____ Information supplied
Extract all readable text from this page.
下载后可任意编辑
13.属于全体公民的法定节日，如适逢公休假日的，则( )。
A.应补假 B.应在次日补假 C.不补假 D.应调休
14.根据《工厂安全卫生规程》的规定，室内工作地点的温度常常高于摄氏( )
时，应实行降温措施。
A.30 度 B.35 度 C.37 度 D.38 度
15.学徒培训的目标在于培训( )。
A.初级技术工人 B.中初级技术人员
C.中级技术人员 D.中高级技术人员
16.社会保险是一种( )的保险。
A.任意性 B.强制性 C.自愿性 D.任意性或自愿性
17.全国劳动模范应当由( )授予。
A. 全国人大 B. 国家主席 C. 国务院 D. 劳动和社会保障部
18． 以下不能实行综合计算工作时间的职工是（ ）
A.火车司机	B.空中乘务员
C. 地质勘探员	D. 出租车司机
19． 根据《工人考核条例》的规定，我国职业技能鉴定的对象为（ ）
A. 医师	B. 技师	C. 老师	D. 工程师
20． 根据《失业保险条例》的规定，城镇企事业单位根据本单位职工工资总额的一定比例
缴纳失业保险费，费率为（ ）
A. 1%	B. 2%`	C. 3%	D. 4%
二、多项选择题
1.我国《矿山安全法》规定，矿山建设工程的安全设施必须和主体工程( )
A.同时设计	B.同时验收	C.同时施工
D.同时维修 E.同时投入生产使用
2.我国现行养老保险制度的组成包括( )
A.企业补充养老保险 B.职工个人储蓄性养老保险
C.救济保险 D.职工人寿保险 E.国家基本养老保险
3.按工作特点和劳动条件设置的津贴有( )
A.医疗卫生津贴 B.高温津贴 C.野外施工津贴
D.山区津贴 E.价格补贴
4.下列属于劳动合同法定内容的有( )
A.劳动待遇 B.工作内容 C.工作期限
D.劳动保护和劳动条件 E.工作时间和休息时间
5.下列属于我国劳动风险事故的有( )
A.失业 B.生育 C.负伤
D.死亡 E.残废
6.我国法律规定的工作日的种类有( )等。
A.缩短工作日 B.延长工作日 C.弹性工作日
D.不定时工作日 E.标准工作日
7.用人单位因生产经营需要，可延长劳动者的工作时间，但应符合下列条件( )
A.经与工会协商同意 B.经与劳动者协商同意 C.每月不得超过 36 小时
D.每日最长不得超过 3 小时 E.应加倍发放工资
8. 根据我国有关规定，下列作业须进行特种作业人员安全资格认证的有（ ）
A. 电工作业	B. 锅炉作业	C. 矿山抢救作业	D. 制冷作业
________
____ Information supplied
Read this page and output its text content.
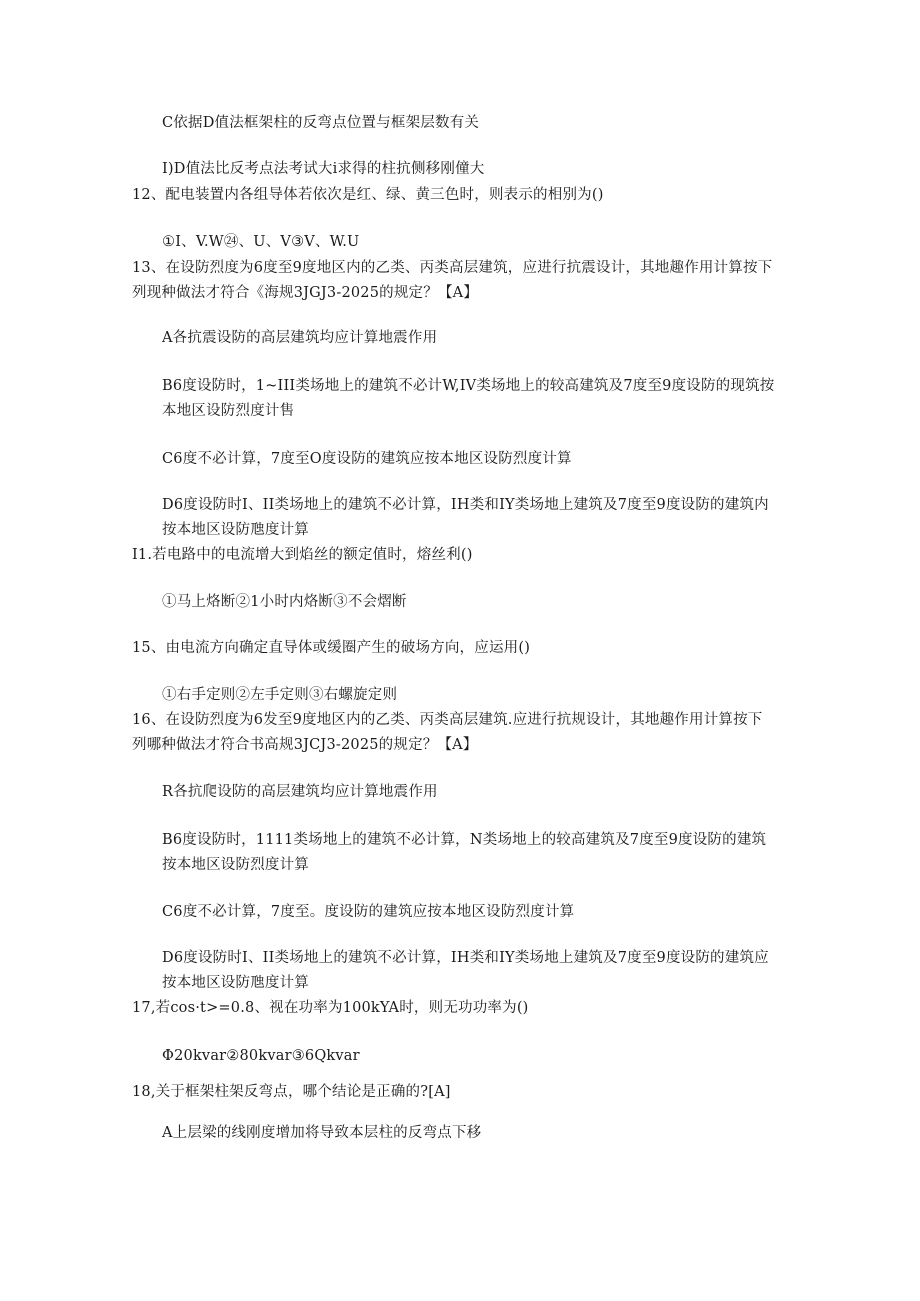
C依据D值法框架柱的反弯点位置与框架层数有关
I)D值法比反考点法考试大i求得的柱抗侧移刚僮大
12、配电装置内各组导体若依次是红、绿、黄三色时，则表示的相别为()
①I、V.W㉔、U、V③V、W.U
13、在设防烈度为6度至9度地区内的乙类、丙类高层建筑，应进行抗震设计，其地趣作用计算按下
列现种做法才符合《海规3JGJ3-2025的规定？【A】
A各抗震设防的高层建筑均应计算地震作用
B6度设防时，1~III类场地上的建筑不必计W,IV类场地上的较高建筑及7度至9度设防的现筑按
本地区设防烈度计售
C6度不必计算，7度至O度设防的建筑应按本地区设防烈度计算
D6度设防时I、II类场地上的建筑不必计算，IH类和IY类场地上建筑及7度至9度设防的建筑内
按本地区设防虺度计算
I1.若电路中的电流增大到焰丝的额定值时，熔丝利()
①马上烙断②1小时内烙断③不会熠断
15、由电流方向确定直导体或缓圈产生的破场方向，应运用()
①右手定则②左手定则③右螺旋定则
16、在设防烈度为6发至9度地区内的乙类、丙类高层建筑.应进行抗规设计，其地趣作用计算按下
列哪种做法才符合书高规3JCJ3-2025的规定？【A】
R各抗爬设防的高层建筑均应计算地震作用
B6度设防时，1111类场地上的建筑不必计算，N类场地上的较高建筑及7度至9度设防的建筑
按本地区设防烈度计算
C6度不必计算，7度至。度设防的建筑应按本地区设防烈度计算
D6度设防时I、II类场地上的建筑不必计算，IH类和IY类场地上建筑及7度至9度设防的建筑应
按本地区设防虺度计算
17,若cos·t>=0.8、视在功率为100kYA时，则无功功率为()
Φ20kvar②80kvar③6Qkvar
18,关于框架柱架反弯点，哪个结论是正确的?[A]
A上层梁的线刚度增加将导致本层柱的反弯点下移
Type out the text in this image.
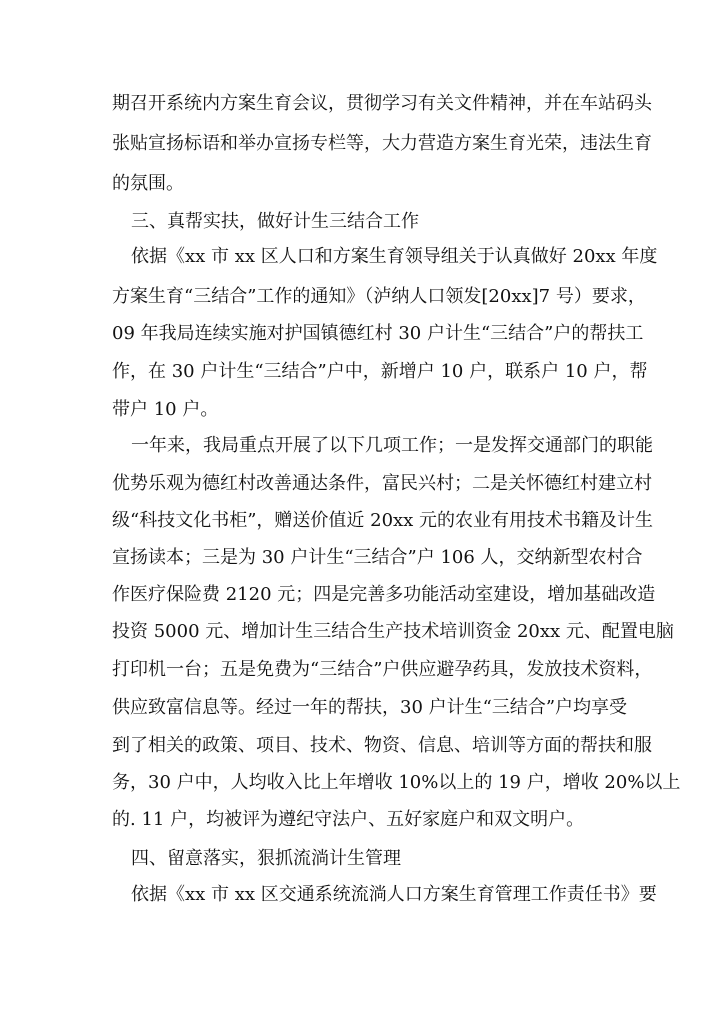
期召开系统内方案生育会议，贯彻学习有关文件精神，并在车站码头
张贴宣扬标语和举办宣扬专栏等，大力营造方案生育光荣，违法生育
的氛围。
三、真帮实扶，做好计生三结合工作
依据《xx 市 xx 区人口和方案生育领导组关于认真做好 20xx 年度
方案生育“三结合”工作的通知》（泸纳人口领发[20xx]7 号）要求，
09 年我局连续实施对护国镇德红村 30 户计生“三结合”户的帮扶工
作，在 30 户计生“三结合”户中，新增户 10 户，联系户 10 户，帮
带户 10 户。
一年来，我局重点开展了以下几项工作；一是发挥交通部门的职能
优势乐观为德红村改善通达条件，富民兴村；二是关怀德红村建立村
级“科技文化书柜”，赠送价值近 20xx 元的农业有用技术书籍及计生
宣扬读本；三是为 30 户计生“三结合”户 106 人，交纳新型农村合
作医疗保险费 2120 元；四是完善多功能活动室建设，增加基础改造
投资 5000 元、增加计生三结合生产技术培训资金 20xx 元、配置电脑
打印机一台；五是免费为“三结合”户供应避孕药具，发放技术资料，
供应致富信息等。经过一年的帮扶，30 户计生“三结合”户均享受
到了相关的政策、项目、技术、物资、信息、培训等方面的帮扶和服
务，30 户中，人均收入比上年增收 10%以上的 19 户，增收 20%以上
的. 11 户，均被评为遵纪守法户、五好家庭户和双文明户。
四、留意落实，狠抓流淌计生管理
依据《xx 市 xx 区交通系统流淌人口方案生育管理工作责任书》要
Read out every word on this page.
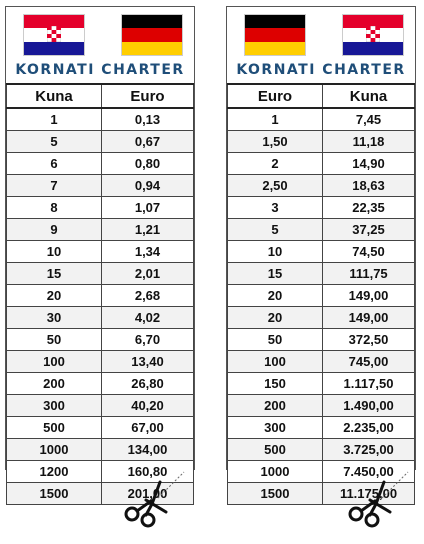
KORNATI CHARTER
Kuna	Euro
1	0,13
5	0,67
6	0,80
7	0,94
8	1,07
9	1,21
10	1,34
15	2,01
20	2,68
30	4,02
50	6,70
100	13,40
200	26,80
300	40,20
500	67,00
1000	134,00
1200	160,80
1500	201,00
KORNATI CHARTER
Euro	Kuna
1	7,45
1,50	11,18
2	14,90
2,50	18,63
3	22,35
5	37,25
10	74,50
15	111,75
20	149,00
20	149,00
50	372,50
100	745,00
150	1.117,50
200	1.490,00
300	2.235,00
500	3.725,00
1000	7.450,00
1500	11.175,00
________
The exercise:
Pull every line holding "page" out of the records.

Correct result:
Extract all readable text from this page.
Read this page and output its text content.
Read out every word on this page.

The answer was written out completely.